**Data to process:**
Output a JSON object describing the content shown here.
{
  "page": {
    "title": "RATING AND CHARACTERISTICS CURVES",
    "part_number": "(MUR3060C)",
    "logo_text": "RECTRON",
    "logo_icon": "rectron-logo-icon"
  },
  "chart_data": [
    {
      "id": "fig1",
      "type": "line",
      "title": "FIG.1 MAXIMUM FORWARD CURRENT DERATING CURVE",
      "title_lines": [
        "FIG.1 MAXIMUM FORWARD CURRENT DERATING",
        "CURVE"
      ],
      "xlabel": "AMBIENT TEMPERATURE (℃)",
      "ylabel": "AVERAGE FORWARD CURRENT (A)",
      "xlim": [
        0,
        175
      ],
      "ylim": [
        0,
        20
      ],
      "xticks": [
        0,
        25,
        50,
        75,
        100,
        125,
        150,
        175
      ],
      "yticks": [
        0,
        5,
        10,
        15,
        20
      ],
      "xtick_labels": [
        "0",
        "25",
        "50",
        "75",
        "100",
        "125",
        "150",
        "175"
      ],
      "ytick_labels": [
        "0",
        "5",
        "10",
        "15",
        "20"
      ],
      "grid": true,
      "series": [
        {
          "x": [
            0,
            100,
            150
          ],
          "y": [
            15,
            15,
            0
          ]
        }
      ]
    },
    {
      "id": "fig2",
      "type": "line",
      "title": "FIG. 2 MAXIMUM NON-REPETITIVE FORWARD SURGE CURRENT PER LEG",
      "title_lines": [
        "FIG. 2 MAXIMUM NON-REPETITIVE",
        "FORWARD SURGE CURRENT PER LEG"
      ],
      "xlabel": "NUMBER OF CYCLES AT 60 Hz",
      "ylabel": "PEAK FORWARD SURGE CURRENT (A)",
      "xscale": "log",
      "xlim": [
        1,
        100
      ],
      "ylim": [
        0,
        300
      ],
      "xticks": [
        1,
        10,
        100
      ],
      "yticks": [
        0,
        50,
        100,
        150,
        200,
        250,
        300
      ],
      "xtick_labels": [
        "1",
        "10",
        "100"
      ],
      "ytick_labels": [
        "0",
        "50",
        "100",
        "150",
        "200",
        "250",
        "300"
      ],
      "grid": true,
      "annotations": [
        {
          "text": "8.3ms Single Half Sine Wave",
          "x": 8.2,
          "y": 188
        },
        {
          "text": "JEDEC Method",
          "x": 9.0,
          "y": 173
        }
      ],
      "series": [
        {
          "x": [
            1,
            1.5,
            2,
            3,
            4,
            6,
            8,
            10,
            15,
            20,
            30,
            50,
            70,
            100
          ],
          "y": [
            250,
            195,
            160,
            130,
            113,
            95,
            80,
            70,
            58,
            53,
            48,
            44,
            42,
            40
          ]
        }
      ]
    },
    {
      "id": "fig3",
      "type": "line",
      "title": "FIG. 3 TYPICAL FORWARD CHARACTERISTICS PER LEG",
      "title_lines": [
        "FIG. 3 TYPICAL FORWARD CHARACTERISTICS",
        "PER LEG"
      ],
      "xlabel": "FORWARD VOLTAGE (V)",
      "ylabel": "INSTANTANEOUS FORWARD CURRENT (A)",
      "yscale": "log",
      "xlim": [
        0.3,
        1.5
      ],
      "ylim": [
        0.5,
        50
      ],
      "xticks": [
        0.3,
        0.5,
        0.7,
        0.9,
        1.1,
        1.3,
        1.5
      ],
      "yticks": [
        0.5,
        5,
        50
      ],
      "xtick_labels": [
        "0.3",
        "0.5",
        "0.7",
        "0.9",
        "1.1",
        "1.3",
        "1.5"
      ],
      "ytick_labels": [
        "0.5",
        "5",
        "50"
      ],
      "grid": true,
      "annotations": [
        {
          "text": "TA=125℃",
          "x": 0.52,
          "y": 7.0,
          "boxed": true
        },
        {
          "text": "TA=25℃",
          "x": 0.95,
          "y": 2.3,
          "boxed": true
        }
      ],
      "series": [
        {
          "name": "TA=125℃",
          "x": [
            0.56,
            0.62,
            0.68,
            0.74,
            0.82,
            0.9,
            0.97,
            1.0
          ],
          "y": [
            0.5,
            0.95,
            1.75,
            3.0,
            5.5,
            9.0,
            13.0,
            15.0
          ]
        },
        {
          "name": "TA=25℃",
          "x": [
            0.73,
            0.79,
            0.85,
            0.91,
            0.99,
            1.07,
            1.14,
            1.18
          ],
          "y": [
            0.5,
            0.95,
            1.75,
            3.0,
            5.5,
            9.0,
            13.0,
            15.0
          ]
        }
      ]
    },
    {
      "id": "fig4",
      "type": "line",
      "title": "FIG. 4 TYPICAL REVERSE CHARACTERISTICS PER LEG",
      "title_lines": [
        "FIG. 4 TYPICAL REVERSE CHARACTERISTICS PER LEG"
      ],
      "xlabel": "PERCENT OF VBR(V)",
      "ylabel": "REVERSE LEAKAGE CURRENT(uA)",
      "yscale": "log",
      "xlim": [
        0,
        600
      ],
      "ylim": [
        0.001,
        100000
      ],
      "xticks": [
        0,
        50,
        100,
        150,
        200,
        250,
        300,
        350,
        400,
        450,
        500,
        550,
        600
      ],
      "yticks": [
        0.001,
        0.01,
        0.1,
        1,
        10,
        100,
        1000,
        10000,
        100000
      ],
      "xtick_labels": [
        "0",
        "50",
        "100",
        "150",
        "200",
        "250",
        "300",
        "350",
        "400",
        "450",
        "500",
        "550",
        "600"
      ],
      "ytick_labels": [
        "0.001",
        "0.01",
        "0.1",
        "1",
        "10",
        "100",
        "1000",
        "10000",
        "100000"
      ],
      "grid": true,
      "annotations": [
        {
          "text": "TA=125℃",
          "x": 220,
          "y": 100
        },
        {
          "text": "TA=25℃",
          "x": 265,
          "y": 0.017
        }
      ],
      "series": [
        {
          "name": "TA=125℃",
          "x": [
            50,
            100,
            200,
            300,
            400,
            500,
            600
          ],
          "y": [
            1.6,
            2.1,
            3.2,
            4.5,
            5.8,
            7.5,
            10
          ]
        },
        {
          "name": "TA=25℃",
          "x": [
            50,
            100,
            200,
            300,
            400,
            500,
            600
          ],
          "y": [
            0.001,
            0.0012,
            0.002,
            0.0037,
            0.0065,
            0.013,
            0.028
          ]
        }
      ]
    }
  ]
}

**Objective:** Tell how many lines hold the string "xlabel", giving the number and nothing else.

**Exercise solution:** 4